PROBLEM DETAILS — Write out every entry precisely as given, leaving the pictures out.

STORED DATA —
'''
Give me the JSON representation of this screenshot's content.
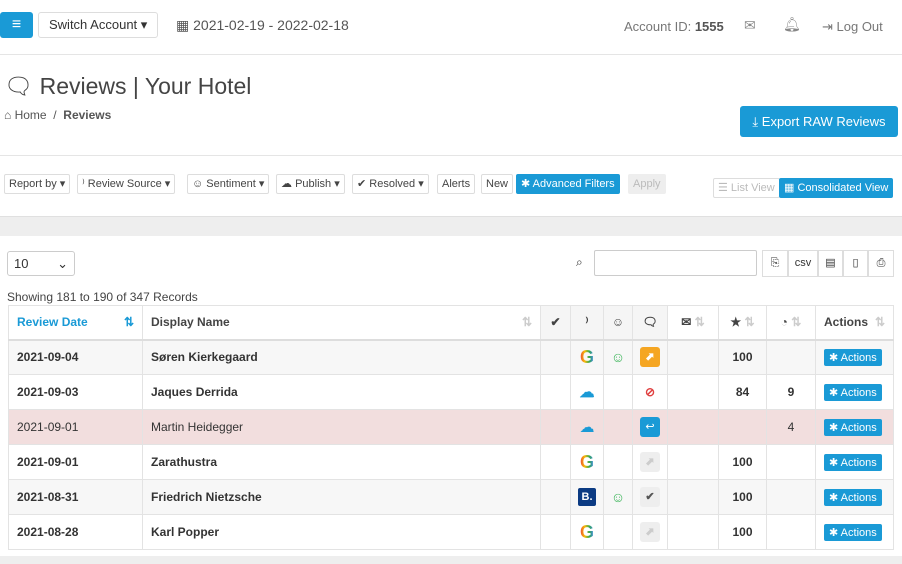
{
  "topbar": {
    "switch_account": "Switch Account ▾",
    "date_range": "2021-02-19 - 2022-02-18",
    "account_label": "Account ID:",
    "account_id": "1555",
    "logout": "Log Out"
  },
  "page": {
    "title": "Reviews | Your Hotel",
    "breadcrumb_home": "Home",
    "breadcrumb_current": "Reviews",
    "export": "Export RAW Reviews"
  },
  "filters": {
    "report_by": "Report by ▾",
    "review_source": "Review Source ▾",
    "sentiment": "Sentiment ▾",
    "publish": "Publish ▾",
    "resolved": "Resolved ▾",
    "alerts": "Alerts",
    "new": "New",
    "advanced": "Advanced Filters",
    "apply": "Apply",
    "list_view": "List View",
    "consolidated_view": "Consolidated View"
  },
  "table_controls": {
    "page_size": "10",
    "csv": "csv",
    "info": "Showing 181 to 190 of 347 Records"
  },
  "columns": {
    "review_date": "Review Date",
    "display_name": "Display Name",
    "actions": "Actions"
  },
  "rows": [
    {
      "date": "2021-09-04",
      "name": "Søren Kierkegaard",
      "source": "google",
      "sentiment": "positive",
      "comment": "open",
      "rating": "100",
      "score": "",
      "action": "Actions"
    },
    {
      "date": "2021-09-03",
      "name": "Jaques Derrida",
      "source": "tripadvisor",
      "sentiment": "",
      "comment": "blocked",
      "rating": "84",
      "score": "9",
      "action": "Actions"
    },
    {
      "date": "2021-09-01",
      "name": "Martin Heidegger",
      "source": "tripadvisor",
      "sentiment": "",
      "comment": "reply",
      "rating": "",
      "score": "4",
      "action": "Actions"
    },
    {
      "date": "2021-09-01",
      "name": "Zarathustra",
      "source": "google",
      "sentiment": "",
      "comment": "disabled",
      "rating": "100",
      "score": "",
      "action": "Actions"
    },
    {
      "date": "2021-08-31",
      "name": "Friedrich Nietzsche",
      "source": "booking",
      "sentiment": "positive",
      "comment": "resolved",
      "rating": "100",
      "score": "",
      "action": "Actions"
    },
    {
      "date": "2021-08-28",
      "name": "Karl Popper",
      "source": "google",
      "sentiment": "",
      "comment": "disabled",
      "rating": "100",
      "score": "",
      "action": "Actions"
    }
  ]
}
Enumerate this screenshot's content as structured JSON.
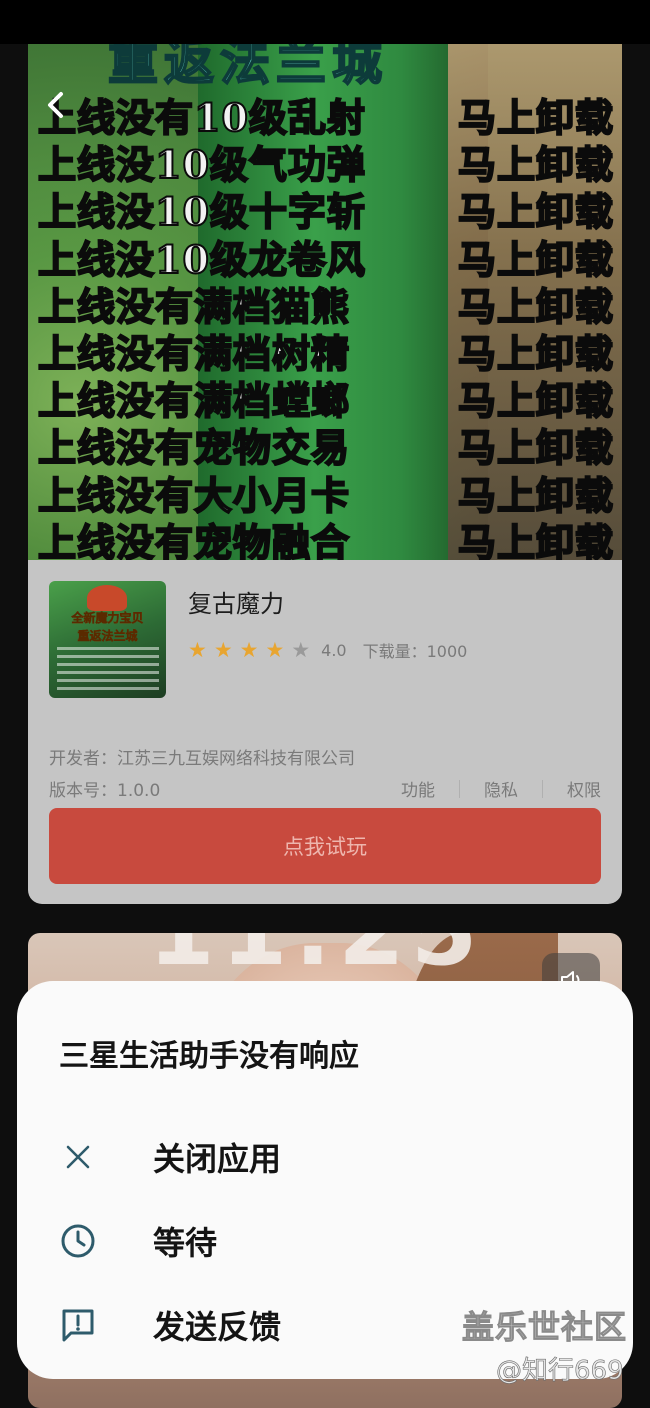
{
  "banner": {
    "title": "重返法兰城",
    "lines": [
      {
        "left": "上线没有10级乱射",
        "right": "马上卸载"
      },
      {
        "left": "上线没10级气功弹",
        "right": "马上卸载"
      },
      {
        "left": "上线没10级十字斩",
        "right": "马上卸载"
      },
      {
        "left": "上线没10级龙卷风",
        "right": "马上卸载"
      },
      {
        "left": "上线没有满档猫熊",
        "right": "马上卸载"
      },
      {
        "left": "上线没有满档树精",
        "right": "马上卸载"
      },
      {
        "left": "上线没有满档螳螂",
        "right": "马上卸载"
      },
      {
        "left": "上线没有宠物交易",
        "right": "马上卸载"
      },
      {
        "left": "上线没有大小月卡",
        "right": "马上卸载"
      },
      {
        "left": "上线没有宠物融合",
        "right": "马上卸载"
      }
    ]
  },
  "app": {
    "icon_title_1": "全新魔力宝贝",
    "icon_title_2": "重返法兰城",
    "name": "复古魔力",
    "rating": 4.0,
    "rating_text": "4.0",
    "stars_filled": 4,
    "stars_total": 5,
    "downloads_text": "下载量：1000",
    "developer_text": "开发者：江苏三九互娱网络科技有限公司",
    "version_text": "版本号：1.0.0",
    "links": [
      "功能",
      "隐私",
      "权限"
    ],
    "try_button": "点我试玩"
  },
  "dialog": {
    "title": "三星生活助手没有响应",
    "options": [
      {
        "label": "关闭应用",
        "icon": "close-icon"
      },
      {
        "label": "等待",
        "icon": "clock-icon"
      },
      {
        "label": "发送反馈",
        "icon": "feedback-icon"
      }
    ]
  },
  "watermark": {
    "main": "盖乐世社区",
    "sub": "@知行669"
  },
  "colors": {
    "try_button": "#c84a3e",
    "star_filled": "#e8a530",
    "star_empty": "#9a9a9a",
    "icon_teal": "#2e5b6b"
  }
}
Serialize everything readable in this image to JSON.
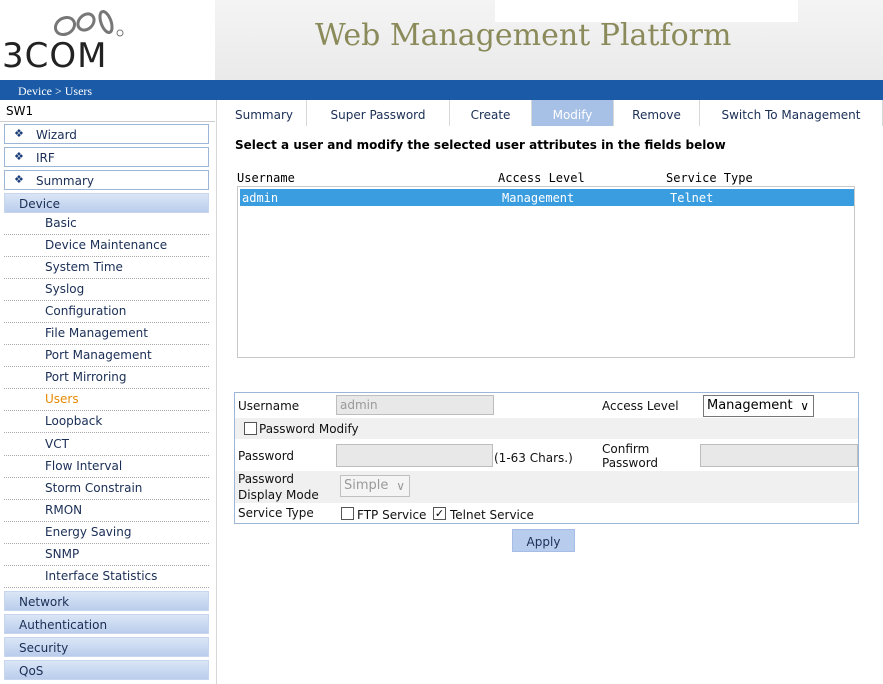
{
  "header": {
    "logo_text": "3COM",
    "platform_title": "Web Management Platform",
    "breadcrumb": "Device > Users"
  },
  "sidebar": {
    "device_name": "SW1",
    "top_items": [
      "Wizard",
      "IRF",
      "Summary"
    ],
    "device_category": "Device",
    "device_items": [
      "Basic",
      "Device Maintenance",
      "System Time",
      "Syslog",
      "Configuration",
      "File Management",
      "Port Management",
      "Port Mirroring",
      "Users",
      "Loopback",
      "VCT",
      "Flow Interval",
      "Storm Constrain",
      "RMON",
      "Energy Saving",
      "SNMP",
      "Interface Statistics"
    ],
    "active_item": "Users",
    "bottom_categories": [
      "Network",
      "Authentication",
      "Security",
      "QoS"
    ]
  },
  "tabs": [
    "Summary",
    "Super Password",
    "Create",
    "Modify",
    "Remove",
    "Switch To Management"
  ],
  "active_tab": "Modify",
  "instruction": "Select a user and modify the selected user attributes in the fields below",
  "user_list": {
    "columns": [
      "Username",
      "Access Level",
      "Service Type"
    ],
    "rows": [
      [
        "admin",
        "Management",
        "Telnet"
      ]
    ]
  },
  "form": {
    "username_label": "Username",
    "username_value": "admin",
    "access_level_label": "Access Level",
    "access_level_value": "Management",
    "password_modify_label": "Password Modify",
    "password_label": "Password",
    "password_hint": "(1-63 Chars.)",
    "confirm_password_label_1": "Confirm",
    "confirm_password_label_2": "Password",
    "display_mode_label_1": "Password",
    "display_mode_label_2": "Display Mode",
    "display_mode_value": "Simple",
    "service_type_label": "Service Type",
    "ftp_service_label": "FTP Service",
    "telnet_service_label": "Telnet Service",
    "ftp_checked": false,
    "telnet_checked": true,
    "password_modify_checked": false
  },
  "apply_label": "Apply",
  "colors": {
    "blue_bar": "#1a5aa6",
    "active_tab": "#a6c0e6",
    "selected_row": "#3a9de0",
    "active_nav": "#e58a00"
  }
}
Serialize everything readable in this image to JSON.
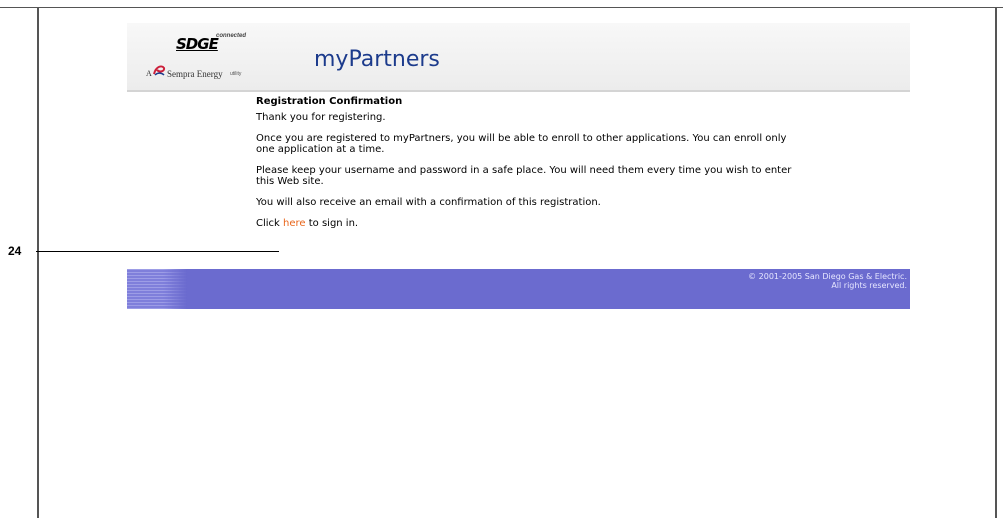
{
  "header": {
    "logo": {
      "brand": "SDGE",
      "tagline": "connected",
      "parent_prefix": "A",
      "parent": "Sempra Energy",
      "parent_suffix": "utility"
    },
    "app_title": "myPartners"
  },
  "content": {
    "heading": "Registration Confirmation",
    "paragraphs": [
      "Thank you for registering.",
      "Once you are registered to myPartners, you will be able to enroll to other applications. You can enroll only one application at a time.",
      "Please keep your username and password in a safe place. You will need them every time you wish to enter this Web site.",
      "You will also receive an email with a confirmation of this registration."
    ],
    "signin": {
      "prefix": "Click ",
      "link": "here",
      "suffix": " to sign in."
    }
  },
  "callout": {
    "number": "24"
  },
  "footer": {
    "copyright_line1": "© 2001-2005 San Diego Gas & Electric.",
    "copyright_line2": "All rights reserved."
  },
  "colors": {
    "title": "#1c3b8c",
    "link": "#e8651a",
    "footer": "#6b6bcf"
  },
  "icons": {
    "logo_mark": "sempra-swirl-icon"
  }
}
'''
OUTPUT OF THE EXERCISE —
Give me the JSON representation of this screenshot's content.
{
  "topbar": {
    "switch_account": "Switch Account ▾",
    "date_range": "2021-02-19 - 2022-02-18",
    "account_label": "Account ID:",
    "account_id": "1555",
    "logout": "Log Out"
  },
  "page": {
    "title": "Reviews | Your Hotel",
    "breadcrumb_home": "Home",
    "breadcrumb_current": "Reviews",
    "export": "Export RAW Reviews"
  },
  "filters": {
    "report_by": "Report by ▾",
    "review_source": "Review Source ▾",
    "sentiment": "Sentiment ▾",
    "publish": "Publish ▾",
    "resolved": "Resolved ▾",
    "alerts": "Alerts",
    "new": "New",
    "advanced": "Advanced Filters",
    "apply": "Apply",
    "list_view": "List View",
    "consolidated_view": "Consolidated View"
  },
  "table_controls": {
    "page_size": "10",
    "csv": "csv",
    "info": "Showing 181 to 190 of 347 Records"
  },
  "columns": {
    "review_date": "Review Date",
    "display_name": "Display Name",
    "actions": "Actions"
  },
  "rows": [
    {
      "date": "2021-09-04",
      "name": "Søren Kierkegaard",
      "source": "google",
      "sentiment": "positive",
      "comment": "open",
      "rating": "100",
      "score": "",
      "action": "Actions"
    },
    {
      "date": "2021-09-03",
      "name": "Jaques Derrida",
      "source": "tripadvisor",
      "sentiment": "",
      "comment": "blocked",
      "rating": "84",
      "score": "9",
      "action": "Actions"
    },
    {
      "date": "2021-09-01",
      "name": "Martin Heidegger",
      "source": "tripadvisor",
      "sentiment": "",
      "comment": "reply",
      "rating": "",
      "score": "4",
      "action": "Actions"
    },
    {
      "date": "2021-09-01",
      "name": "Zarathustra",
      "source": "google",
      "sentiment": "",
      "comment": "disabled",
      "rating": "100",
      "score": "",
      "action": "Actions"
    },
    {
      "date": "2021-08-31",
      "name": "Friedrich Nietzsche",
      "source": "booking",
      "sentiment": "positive",
      "comment": "resolved",
      "rating": "100",
      "score": "",
      "action": "Actions"
    },
    {
      "date": "2021-08-28",
      "name": "Karl Popper",
      "source": "google",
      "sentiment": "",
      "comment": "disabled",
      "rating": "100",
      "score": "",
      "action": "Actions"
    }
  ]
}
Enumerate this screenshot's content as structured JSON.
{
  "banner": {
    "title": "重返法兰城",
    "lines": [
      {
        "left": "上线没有10级乱射",
        "right": "马上卸载"
      },
      {
        "left": "上线没10级气功弹",
        "right": "马上卸载"
      },
      {
        "left": "上线没10级十字斩",
        "right": "马上卸载"
      },
      {
        "left": "上线没10级龙卷风",
        "right": "马上卸载"
      },
      {
        "left": "上线没有满档猫熊",
        "right": "马上卸载"
      },
      {
        "left": "上线没有满档树精",
        "right": "马上卸载"
      },
      {
        "left": "上线没有满档螳螂",
        "right": "马上卸载"
      },
      {
        "left": "上线没有宠物交易",
        "right": "马上卸载"
      },
      {
        "left": "上线没有大小月卡",
        "right": "马上卸载"
      },
      {
        "left": "上线没有宠物融合",
        "right": "马上卸载"
      }
    ]
  },
  "app": {
    "icon_title_1": "全新魔力宝贝",
    "icon_title_2": "重返法兰城",
    "name": "复古魔力",
    "rating": 4.0,
    "rating_text": "4.0",
    "stars_filled": 4,
    "stars_total": 5,
    "downloads_text": "下载量：1000",
    "developer_text": "开发者：江苏三九互娱网络科技有限公司",
    "version_text": "版本号：1.0.0",
    "links": [
      "功能",
      "隐私",
      "权限"
    ],
    "try_button": "点我试玩"
  },
  "dialog": {
    "title": "三星生活助手没有响应",
    "options": [
      {
        "label": "关闭应用",
        "icon": "close-icon"
      },
      {
        "label": "等待",
        "icon": "clock-icon"
      },
      {
        "label": "发送反馈",
        "icon": "feedback-icon"
      }
    ]
  },
  "watermark": {
    "main": "盖乐世社区",
    "sub": "@知行669"
  },
  "colors": {
    "try_button": "#c84a3e",
    "star_filled": "#e8a530",
    "star_empty": "#9a9a9a",
    "icon_teal": "#2e5b6b"
  }
}
Serialize everything readable in this image to JSON.
{
  "header": {
    "logo_text": "3COM",
    "platform_title": "Web Management Platform",
    "breadcrumb": "Device > Users"
  },
  "sidebar": {
    "device_name": "SW1",
    "top_items": [
      "Wizard",
      "IRF",
      "Summary"
    ],
    "device_category": "Device",
    "device_items": [
      "Basic",
      "Device Maintenance",
      "System Time",
      "Syslog",
      "Configuration",
      "File Management",
      "Port Management",
      "Port Mirroring",
      "Users",
      "Loopback",
      "VCT",
      "Flow Interval",
      "Storm Constrain",
      "RMON",
      "Energy Saving",
      "SNMP",
      "Interface Statistics"
    ],
    "active_item": "Users",
    "bottom_categories": [
      "Network",
      "Authentication",
      "Security",
      "QoS"
    ]
  },
  "tabs": [
    "Summary",
    "Super Password",
    "Create",
    "Modify",
    "Remove",
    "Switch To Management"
  ],
  "active_tab": "Modify",
  "instruction": "Select a user and modify the selected user attributes in the fields below",
  "user_list": {
    "columns": [
      "Username",
      "Access Level",
      "Service Type"
    ],
    "rows": [
      [
        "admin",
        "Management",
        "Telnet"
      ]
    ]
  },
  "form": {
    "username_label": "Username",
    "username_value": "admin",
    "access_level_label": "Access Level",
    "access_level_value": "Management",
    "password_modify_label": "Password Modify",
    "password_label": "Password",
    "password_hint": "(1-63 Chars.)",
    "confirm_password_label_1": "Confirm",
    "confirm_password_label_2": "Password",
    "display_mode_label_1": "Password",
    "display_mode_label_2": "Display Mode",
    "display_mode_value": "Simple",
    "service_type_label": "Service Type",
    "ftp_service_label": "FTP Service",
    "telnet_service_label": "Telnet Service",
    "ftp_checked": false,
    "telnet_checked": true,
    "password_modify_checked": false
  },
  "apply_label": "Apply",
  "colors": {
    "blue_bar": "#1a5aa6",
    "active_tab": "#a6c0e6",
    "selected_row": "#3a9de0",
    "active_nav": "#e58a00"
  }
}
Serialize everything readable in this image to JSON.
{
  "header": {
    "logo": {
      "brand": "SDGE",
      "tagline": "connected",
      "parent_prefix": "A",
      "parent": "Sempra Energy",
      "parent_suffix": "utility"
    },
    "app_title": "myPartners"
  },
  "content": {
    "heading": "Registration Confirmation",
    "paragraphs": [
      "Thank you for registering.",
      "Once you are registered to myPartners, you will be able to enroll to other applications. You can enroll only one application at a time.",
      "Please keep your username and password in a safe place. You will need them every time you wish to enter this Web site.",
      "You will also receive an email with a confirmation of this registration."
    ],
    "signin": {
      "prefix": "Click ",
      "link": "here",
      "suffix": " to sign in."
    }
  },
  "callout": {
    "number": "24"
  },
  "footer": {
    "copyright_line1": "© 2001-2005 San Diego Gas & Electric.",
    "copyright_line2": "All rights reserved."
  },
  "colors": {
    "title": "#1c3b8c",
    "link": "#e8651a",
    "footer": "#6b6bcf"
  },
  "icons": {
    "logo_mark": "sempra-swirl-icon"
  }
}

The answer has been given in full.